-- START EXERCISE DATA --

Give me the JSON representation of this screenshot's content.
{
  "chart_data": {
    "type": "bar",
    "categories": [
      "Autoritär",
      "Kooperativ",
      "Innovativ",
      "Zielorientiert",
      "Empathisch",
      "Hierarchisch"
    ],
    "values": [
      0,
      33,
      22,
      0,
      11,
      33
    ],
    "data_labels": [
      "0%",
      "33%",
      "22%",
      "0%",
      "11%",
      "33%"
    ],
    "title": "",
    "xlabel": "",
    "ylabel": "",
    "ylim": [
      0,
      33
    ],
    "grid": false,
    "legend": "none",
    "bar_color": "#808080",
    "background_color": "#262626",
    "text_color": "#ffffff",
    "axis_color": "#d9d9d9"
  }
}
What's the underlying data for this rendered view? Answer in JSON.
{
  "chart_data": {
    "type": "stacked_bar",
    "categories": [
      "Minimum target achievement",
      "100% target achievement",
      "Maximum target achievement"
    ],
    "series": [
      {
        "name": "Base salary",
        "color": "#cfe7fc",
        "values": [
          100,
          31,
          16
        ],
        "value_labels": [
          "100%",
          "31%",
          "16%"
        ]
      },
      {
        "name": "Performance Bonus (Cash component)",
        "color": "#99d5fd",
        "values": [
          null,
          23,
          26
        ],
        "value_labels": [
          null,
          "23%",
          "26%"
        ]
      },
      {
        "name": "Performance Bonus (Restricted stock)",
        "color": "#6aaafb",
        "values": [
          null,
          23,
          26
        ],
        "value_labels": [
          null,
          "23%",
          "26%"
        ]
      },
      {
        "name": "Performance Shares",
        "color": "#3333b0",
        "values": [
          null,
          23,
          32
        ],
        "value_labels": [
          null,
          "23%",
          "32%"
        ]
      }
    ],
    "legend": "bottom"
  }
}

-- END EXERCISE DATA --

EXERCISE REQUIREMENTS
Retype all the records, matching them exactly.

RESPONSE
Give me the JSON representation of this screenshot's content.
{
  "chart_data": {
    "type": "bar",
    "categories": [
      "Autoritär",
      "Kooperativ",
      "Innovativ",
      "Zielorientiert",
      "Empathisch",
      "Hierarchisch"
    ],
    "values": [
      0,
      33,
      22,
      0,
      11,
      33
    ],
    "data_labels": [
      "0%",
      "33%",
      "22%",
      "0%",
      "11%",
      "33%"
    ],
    "title": "",
    "xlabel": "",
    "ylabel": "",
    "ylim": [
      0,
      33
    ],
    "grid": false,
    "legend": "none",
    "bar_color": "#808080",
    "background_color": "#262626",
    "text_color": "#ffffff",
    "axis_color": "#d9d9d9"
  }
}
What's the underlying data for this rendered view? Answer in JSON.
{
  "chart_data": {
    "type": "stacked_bar",
    "categories": [
      "Minimum target achievement",
      "100% target achievement",
      "Maximum target achievement"
    ],
    "series": [
      {
        "name": "Base salary",
        "color": "#cfe7fc",
        "values": [
          100,
          31,
          16
        ],
        "value_labels": [
          "100%",
          "31%",
          "16%"
        ]
      },
      {
        "name": "Performance Bonus (Cash component)",
        "color": "#99d5fd",
        "values": [
          null,
          23,
          26
        ],
        "value_labels": [
          null,
          "23%",
          "26%"
        ]
      },
      {
        "name": "Performance Bonus (Restricted stock)",
        "color": "#6aaafb",
        "values": [
          null,
          23,
          26
        ],
        "value_labels": [
          null,
          "23%",
          "26%"
        ]
      },
      {
        "name": "Performance Shares",
        "color": "#3333b0",
        "values": [
          null,
          23,
          32
        ],
        "value_labels": [
          null,
          "23%",
          "32%"
        ]
      }
    ],
    "legend": "bottom"
  }
}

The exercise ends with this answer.